YOUR INSTRUCTIONS:
From the listing below, count the lines where the string "screenshot" occurs. Give the number, with no other words.

___ GIVEN DATA ___

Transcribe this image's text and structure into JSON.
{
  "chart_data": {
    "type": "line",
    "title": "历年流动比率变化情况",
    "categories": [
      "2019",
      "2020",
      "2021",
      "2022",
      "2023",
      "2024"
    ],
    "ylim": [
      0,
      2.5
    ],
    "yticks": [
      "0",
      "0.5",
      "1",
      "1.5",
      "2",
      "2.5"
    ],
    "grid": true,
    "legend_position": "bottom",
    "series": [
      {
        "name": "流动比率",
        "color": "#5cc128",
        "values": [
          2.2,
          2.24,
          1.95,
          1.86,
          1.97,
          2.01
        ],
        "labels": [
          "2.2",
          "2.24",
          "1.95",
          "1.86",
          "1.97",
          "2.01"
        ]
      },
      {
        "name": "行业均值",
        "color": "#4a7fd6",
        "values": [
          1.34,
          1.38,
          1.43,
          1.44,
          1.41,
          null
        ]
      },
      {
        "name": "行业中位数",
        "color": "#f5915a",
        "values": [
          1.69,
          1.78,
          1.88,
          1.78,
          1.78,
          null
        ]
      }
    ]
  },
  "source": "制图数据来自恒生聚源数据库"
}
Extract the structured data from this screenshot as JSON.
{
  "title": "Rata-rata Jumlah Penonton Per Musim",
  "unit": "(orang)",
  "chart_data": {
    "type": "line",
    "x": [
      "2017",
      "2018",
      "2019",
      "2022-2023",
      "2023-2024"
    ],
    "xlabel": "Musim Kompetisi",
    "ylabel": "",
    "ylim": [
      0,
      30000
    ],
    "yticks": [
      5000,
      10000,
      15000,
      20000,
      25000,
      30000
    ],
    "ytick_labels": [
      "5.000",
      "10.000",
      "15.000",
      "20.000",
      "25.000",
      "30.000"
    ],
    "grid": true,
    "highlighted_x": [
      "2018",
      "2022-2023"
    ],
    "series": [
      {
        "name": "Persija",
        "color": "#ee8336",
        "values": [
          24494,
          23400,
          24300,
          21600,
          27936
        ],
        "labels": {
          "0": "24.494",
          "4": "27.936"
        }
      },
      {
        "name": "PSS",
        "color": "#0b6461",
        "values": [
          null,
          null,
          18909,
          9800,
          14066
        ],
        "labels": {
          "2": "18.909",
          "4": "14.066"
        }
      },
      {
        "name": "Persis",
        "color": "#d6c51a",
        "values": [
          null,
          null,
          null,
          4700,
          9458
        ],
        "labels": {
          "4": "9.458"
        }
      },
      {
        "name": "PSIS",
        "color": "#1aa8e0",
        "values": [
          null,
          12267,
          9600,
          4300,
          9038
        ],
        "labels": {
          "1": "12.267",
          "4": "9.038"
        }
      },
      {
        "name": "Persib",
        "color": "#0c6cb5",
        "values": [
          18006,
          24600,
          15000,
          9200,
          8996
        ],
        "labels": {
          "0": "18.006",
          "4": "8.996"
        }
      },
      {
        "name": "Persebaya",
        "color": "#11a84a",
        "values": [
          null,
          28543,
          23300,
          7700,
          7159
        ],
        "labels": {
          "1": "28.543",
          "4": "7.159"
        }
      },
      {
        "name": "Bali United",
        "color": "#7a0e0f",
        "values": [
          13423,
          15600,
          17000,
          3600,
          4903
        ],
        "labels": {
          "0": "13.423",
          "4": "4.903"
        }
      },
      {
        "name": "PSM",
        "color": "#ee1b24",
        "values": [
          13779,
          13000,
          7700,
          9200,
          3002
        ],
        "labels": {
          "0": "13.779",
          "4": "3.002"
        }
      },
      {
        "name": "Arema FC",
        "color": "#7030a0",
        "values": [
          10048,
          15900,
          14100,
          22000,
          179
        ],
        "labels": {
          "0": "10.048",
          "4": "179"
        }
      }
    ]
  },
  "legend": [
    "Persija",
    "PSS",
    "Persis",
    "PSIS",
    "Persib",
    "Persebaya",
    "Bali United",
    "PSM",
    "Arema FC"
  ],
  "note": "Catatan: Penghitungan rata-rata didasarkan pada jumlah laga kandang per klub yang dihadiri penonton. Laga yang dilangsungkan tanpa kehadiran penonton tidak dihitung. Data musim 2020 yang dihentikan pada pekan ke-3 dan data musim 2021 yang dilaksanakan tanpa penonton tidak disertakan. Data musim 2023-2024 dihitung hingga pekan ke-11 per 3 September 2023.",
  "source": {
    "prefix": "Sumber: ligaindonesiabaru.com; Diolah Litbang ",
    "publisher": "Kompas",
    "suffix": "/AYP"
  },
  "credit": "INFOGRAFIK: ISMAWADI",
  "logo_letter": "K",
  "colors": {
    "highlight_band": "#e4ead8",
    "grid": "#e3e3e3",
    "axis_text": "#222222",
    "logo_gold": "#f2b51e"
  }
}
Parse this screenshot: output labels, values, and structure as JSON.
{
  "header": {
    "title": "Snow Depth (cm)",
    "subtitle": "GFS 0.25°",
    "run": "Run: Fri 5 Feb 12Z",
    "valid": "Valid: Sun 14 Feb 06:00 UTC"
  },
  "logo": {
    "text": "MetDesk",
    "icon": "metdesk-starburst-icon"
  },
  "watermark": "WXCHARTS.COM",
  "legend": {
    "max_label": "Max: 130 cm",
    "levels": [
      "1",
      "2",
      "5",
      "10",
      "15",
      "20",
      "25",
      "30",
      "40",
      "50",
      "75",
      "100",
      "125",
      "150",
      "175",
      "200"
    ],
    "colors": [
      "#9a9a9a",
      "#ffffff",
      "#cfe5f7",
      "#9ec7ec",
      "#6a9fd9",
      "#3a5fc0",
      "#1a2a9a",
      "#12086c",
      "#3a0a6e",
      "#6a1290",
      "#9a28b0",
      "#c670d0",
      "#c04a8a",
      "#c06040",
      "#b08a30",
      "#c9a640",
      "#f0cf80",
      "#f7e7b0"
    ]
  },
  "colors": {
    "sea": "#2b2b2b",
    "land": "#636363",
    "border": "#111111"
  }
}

___

WRITTEN SOLUTION:
2